# start of Information given
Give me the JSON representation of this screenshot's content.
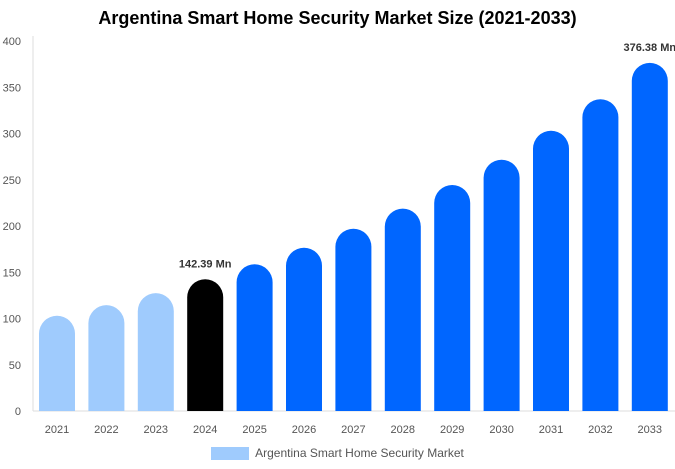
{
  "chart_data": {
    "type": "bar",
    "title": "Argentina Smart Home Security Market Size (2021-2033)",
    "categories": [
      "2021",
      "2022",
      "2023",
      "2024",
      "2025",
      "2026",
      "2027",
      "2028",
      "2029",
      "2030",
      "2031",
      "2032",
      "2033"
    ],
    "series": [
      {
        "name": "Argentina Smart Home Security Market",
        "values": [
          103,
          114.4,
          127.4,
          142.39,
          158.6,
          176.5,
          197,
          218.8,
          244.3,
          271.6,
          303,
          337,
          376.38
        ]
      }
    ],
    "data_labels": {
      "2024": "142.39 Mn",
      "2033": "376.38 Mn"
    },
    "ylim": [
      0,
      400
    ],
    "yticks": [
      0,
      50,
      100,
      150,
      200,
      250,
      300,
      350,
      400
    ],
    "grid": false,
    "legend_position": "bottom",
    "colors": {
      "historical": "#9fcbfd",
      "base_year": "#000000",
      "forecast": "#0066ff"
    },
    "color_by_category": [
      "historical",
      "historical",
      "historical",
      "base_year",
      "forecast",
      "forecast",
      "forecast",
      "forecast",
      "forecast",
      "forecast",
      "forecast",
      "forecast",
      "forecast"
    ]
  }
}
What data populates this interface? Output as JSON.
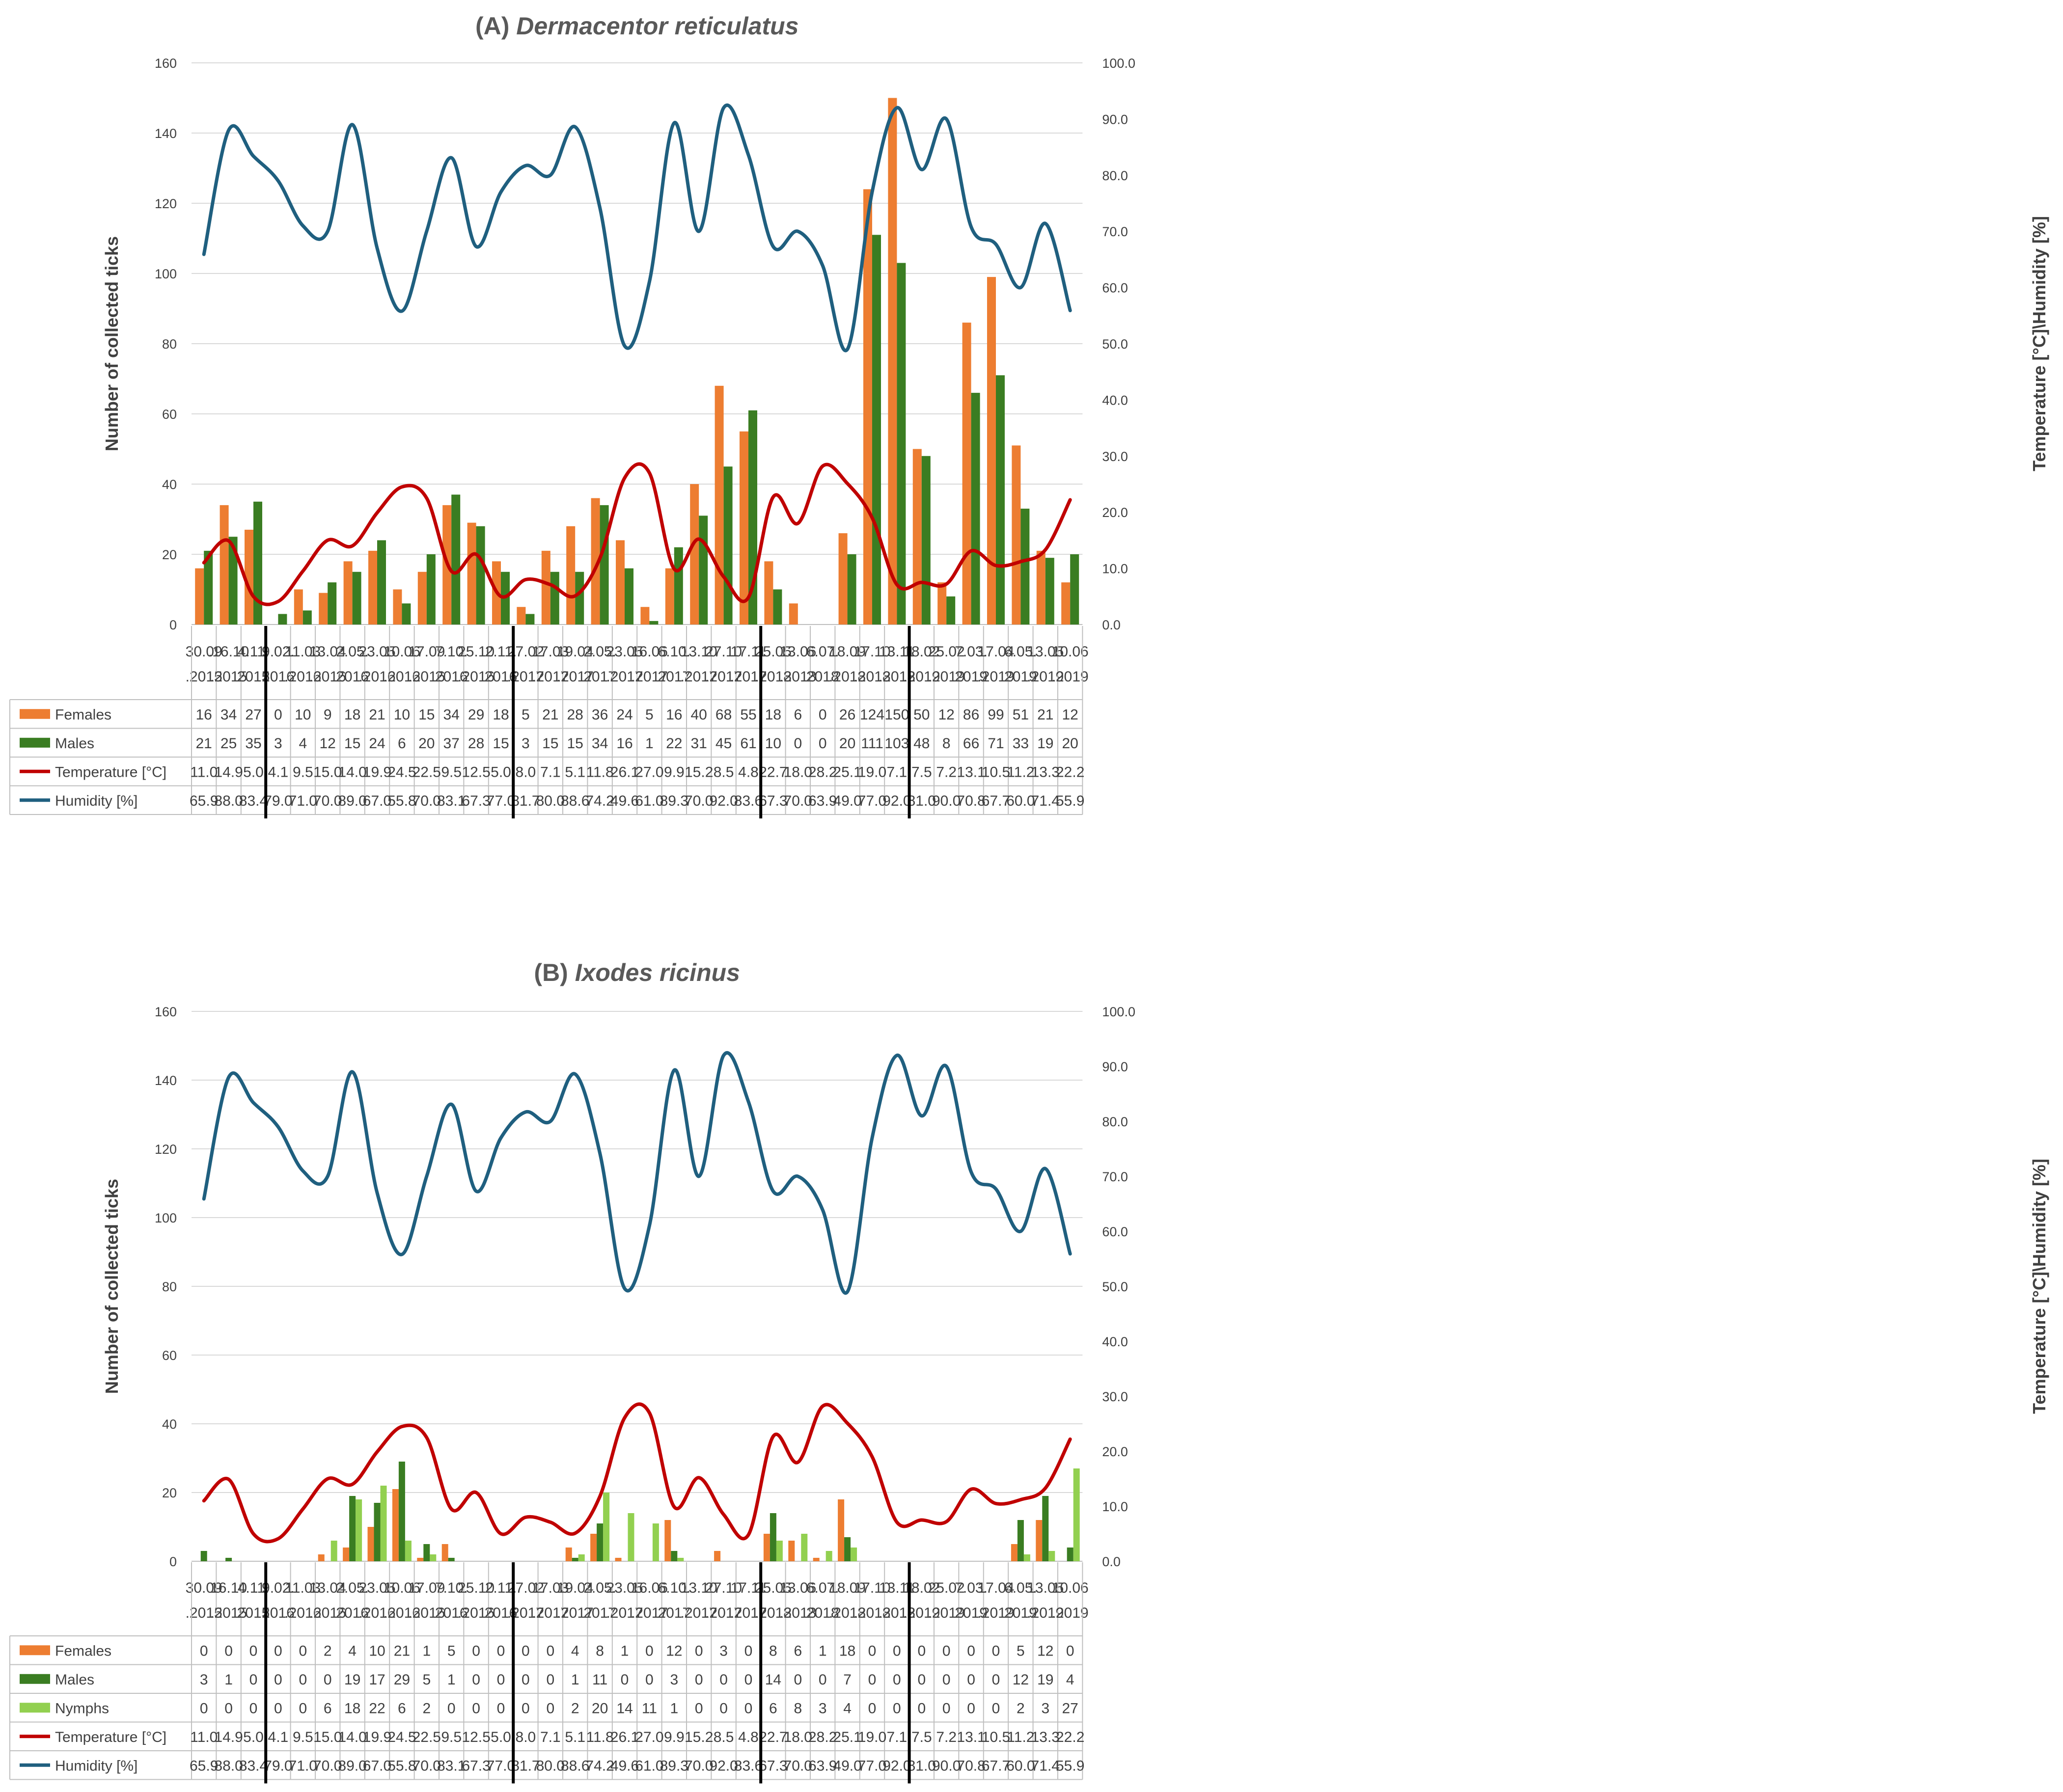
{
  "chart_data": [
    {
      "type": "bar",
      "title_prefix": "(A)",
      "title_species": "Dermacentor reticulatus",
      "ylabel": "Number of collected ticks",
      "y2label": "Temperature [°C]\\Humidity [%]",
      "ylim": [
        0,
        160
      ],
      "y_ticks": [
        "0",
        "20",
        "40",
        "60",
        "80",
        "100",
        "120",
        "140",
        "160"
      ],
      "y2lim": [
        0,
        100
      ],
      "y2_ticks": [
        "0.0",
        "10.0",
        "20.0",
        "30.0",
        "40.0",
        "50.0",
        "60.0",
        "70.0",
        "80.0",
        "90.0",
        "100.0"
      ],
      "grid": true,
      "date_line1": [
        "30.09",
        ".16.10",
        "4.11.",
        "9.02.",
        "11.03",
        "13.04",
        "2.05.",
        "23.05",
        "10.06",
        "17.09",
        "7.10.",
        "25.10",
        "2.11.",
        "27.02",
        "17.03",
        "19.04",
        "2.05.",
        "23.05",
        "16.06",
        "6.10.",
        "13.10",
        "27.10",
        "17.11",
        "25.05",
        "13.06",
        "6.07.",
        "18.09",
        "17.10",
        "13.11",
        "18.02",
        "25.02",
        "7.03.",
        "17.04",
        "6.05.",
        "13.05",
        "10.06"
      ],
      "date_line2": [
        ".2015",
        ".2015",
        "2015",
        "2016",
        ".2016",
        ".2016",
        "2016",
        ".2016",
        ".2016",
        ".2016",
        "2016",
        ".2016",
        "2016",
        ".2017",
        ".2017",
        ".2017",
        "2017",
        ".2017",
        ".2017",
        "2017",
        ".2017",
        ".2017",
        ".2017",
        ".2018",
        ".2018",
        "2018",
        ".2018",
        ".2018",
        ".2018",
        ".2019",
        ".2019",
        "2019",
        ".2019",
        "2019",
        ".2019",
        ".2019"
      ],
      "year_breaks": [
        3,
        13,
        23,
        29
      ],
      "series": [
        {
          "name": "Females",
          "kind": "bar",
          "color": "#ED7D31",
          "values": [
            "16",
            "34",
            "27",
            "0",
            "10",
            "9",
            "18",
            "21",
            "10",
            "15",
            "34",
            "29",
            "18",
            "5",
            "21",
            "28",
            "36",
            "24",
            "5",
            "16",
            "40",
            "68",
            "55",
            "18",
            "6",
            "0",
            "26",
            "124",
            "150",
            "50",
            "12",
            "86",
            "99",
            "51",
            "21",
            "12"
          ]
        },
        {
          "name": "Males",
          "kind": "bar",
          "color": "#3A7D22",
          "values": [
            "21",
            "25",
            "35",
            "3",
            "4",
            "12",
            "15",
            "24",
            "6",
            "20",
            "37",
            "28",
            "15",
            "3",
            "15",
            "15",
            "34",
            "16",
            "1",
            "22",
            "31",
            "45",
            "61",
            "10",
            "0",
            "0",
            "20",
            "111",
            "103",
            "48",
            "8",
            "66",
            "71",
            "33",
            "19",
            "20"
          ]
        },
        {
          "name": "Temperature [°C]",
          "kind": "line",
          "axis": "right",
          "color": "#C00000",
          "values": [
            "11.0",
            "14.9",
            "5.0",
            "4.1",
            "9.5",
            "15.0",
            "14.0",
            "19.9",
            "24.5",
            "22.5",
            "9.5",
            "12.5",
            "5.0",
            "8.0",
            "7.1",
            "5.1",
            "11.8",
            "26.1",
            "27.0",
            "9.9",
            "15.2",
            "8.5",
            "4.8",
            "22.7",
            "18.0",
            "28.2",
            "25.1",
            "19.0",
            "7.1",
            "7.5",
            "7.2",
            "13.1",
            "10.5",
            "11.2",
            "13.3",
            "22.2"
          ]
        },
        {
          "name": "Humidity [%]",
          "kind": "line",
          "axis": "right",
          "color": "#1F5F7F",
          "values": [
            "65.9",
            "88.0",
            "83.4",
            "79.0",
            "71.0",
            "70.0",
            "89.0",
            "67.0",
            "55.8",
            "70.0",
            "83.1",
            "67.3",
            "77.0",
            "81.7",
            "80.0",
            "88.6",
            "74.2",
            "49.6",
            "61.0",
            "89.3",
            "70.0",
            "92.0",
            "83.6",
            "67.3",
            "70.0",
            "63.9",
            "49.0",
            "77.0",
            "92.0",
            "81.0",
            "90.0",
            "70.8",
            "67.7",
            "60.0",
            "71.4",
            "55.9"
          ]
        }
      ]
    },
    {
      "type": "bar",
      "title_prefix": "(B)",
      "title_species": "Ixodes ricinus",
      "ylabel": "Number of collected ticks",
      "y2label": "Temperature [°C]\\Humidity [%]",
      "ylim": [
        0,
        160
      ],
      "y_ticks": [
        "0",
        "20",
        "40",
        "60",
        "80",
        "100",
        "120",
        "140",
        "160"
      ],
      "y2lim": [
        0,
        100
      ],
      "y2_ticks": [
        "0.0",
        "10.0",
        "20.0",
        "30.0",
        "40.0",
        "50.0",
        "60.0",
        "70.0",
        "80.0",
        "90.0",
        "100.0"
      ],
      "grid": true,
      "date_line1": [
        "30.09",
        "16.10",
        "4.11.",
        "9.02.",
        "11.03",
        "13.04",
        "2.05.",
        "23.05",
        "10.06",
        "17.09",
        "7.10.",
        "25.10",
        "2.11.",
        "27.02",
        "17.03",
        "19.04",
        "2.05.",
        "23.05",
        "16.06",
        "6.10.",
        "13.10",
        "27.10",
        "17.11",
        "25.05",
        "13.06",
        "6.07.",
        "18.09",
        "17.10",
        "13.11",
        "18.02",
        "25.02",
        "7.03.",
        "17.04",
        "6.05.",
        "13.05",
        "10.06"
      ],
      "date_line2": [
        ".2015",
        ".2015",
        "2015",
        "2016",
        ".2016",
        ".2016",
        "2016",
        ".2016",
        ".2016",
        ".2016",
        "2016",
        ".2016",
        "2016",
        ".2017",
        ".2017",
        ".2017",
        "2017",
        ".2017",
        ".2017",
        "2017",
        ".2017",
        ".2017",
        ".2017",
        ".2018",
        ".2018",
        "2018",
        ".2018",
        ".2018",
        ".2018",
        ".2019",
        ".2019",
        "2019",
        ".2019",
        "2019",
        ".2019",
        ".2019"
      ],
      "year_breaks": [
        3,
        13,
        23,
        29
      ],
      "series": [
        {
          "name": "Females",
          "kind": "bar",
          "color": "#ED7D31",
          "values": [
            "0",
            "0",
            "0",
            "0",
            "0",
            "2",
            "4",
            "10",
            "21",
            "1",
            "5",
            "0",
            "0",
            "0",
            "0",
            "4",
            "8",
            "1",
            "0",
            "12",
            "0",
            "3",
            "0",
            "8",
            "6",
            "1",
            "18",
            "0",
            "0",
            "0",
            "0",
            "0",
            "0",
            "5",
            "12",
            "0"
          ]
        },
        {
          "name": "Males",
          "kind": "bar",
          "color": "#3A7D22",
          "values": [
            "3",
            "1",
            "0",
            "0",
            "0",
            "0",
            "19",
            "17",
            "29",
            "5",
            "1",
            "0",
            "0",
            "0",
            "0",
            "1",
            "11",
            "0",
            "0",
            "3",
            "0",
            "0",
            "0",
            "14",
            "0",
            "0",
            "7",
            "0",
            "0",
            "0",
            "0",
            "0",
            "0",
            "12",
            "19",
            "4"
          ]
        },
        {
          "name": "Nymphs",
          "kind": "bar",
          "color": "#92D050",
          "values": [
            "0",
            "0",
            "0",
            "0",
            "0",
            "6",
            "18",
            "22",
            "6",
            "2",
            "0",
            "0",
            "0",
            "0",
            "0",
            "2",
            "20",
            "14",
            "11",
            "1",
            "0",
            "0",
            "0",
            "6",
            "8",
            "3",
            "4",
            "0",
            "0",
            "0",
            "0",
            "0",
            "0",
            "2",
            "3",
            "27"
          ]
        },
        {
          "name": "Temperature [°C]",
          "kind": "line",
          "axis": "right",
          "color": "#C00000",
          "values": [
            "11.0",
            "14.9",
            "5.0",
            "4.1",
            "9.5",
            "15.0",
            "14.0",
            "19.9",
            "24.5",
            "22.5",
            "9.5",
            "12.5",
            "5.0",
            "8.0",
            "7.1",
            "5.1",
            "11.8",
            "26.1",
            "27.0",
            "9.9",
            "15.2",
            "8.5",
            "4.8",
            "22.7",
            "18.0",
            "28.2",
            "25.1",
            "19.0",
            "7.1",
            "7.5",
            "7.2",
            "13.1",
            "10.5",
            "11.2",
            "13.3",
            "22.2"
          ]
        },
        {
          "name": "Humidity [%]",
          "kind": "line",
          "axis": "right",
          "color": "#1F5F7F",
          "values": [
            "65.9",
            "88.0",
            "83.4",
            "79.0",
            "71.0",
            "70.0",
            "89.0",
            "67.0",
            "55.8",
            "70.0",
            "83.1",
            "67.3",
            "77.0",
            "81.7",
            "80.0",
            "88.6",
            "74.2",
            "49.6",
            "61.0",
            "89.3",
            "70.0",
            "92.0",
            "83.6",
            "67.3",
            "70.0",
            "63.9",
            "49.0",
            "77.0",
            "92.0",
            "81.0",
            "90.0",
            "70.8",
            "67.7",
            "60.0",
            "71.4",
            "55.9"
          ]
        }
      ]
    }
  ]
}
# end of Information given
#### Problem requirements
Nothing but a number is needed here: how many lines hold the string "Security"?

#### Full response
2